## TASK
Give every entry again, word for word.

## GIVEN INFORMATION
_ _ _ _ _
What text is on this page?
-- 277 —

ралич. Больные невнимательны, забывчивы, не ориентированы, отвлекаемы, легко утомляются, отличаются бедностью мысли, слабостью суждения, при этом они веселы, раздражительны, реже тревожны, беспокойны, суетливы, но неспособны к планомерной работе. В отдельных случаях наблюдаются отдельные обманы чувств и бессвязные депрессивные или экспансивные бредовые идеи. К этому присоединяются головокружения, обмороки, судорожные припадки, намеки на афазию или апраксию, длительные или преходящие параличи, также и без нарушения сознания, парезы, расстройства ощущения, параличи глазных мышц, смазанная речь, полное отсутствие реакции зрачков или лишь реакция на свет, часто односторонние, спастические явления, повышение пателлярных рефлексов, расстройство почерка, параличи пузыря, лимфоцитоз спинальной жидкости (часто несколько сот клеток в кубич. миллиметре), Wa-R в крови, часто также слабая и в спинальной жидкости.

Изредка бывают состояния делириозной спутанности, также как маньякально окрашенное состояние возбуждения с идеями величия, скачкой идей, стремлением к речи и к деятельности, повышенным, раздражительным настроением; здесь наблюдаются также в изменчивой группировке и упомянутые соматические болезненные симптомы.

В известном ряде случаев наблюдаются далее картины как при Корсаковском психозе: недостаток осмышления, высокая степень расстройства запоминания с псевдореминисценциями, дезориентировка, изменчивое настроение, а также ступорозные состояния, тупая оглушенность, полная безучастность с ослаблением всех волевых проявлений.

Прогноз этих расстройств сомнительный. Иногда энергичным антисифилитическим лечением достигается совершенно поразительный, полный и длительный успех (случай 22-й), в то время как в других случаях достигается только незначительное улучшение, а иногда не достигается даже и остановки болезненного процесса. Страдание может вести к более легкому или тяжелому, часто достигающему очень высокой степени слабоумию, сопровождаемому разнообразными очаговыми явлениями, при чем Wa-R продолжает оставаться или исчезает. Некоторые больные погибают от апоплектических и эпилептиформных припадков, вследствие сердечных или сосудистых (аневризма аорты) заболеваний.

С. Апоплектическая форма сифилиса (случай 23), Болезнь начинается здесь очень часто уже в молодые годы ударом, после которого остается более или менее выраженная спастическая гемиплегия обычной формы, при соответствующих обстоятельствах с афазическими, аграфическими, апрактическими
_ _ _ _ _
## TASK ANSWER
What text is on this page?
-- 277 —

ралич. Больные невнимательны, забывчивы, не ориентированы, отвлекаемы, легко утомляются, отличаются бедностью мысли, слабостью суждения, при этом они веселы, раздражительны, реже тревожны, беспокойны, суетливы, но неспособны к планомерной работе. В отдельных случаях наблюдаются отдельные обманы чувств и бессвязные депрессивные или экспансивные бредовые идеи. К этому присоединяются головокружения, обмороки, судорожные припадки, намеки на афазию или апраксию, длительные или преходящие параличи, также и без нарушения сознания, парезы, расстройства ощущения, параличи глазных мышц, смазанная речь, полное отсутствие реакции зрачков или лишь реакция на свет, часто односторонние, спастические явления, повышение пателлярных рефлексов, расстройство почерка, параличи пузыря, лимфоцитоз спинальной жидкости (часто несколько сот клеток в кубич. миллиметре), Wa-R в крови, часто также слабая и в спинальной жидкости.

Изредка бывают состояния делириозной спутанности, также как маньякально окрашенное состояние возбуждения с идеями величия, скачкой идей, стремлением к речи и к деятельности, повышенным, раздражительным настроением; здесь наблюдаются также в изменчивой группировке и упомянутые соматические болезненные симптомы.

В известном ряде случаев наблюдаются далее картины как при Корсаковском психозе: недостаток осмышления, высокая степень расстройства запоминания с псевдореминисценциями, дезориентировка, изменчивое настроение, а также ступорозные состояния, тупая оглушенность, полная безучастность с ослаблением всех волевых проявлений.

Прогноз этих расстройств сомнительный. Иногда энергичным антисифилитическим лечением достигается совершенно поразительный, полный и длительный успех (случай 22-й), в то время как в других случаях достигается только незначительное улучшение, а иногда не достигается даже и остановки болезненного процесса. Страдание может вести к более легкому или тяжелому, часто достигающему очень высокой степени слабоумию, сопровождаемому разнообразными очаговыми явлениями, при чем Wa-R продолжает оставаться или исчезает. Некоторые больные погибают от апоплектических и эпилептиформных припадков, вследствие сердечных или сосудистых (аневризма аорты) заболеваний.

С. Апоплектическая форма сифилиса (случай 23), Болезнь начинается здесь очень часто уже в молодые годы ударом, после которого остается более или менее выраженная спастическая гемиплегия обычной формы, при соответствующих обстоятельствах с афазическими, аграфическими, апрактическими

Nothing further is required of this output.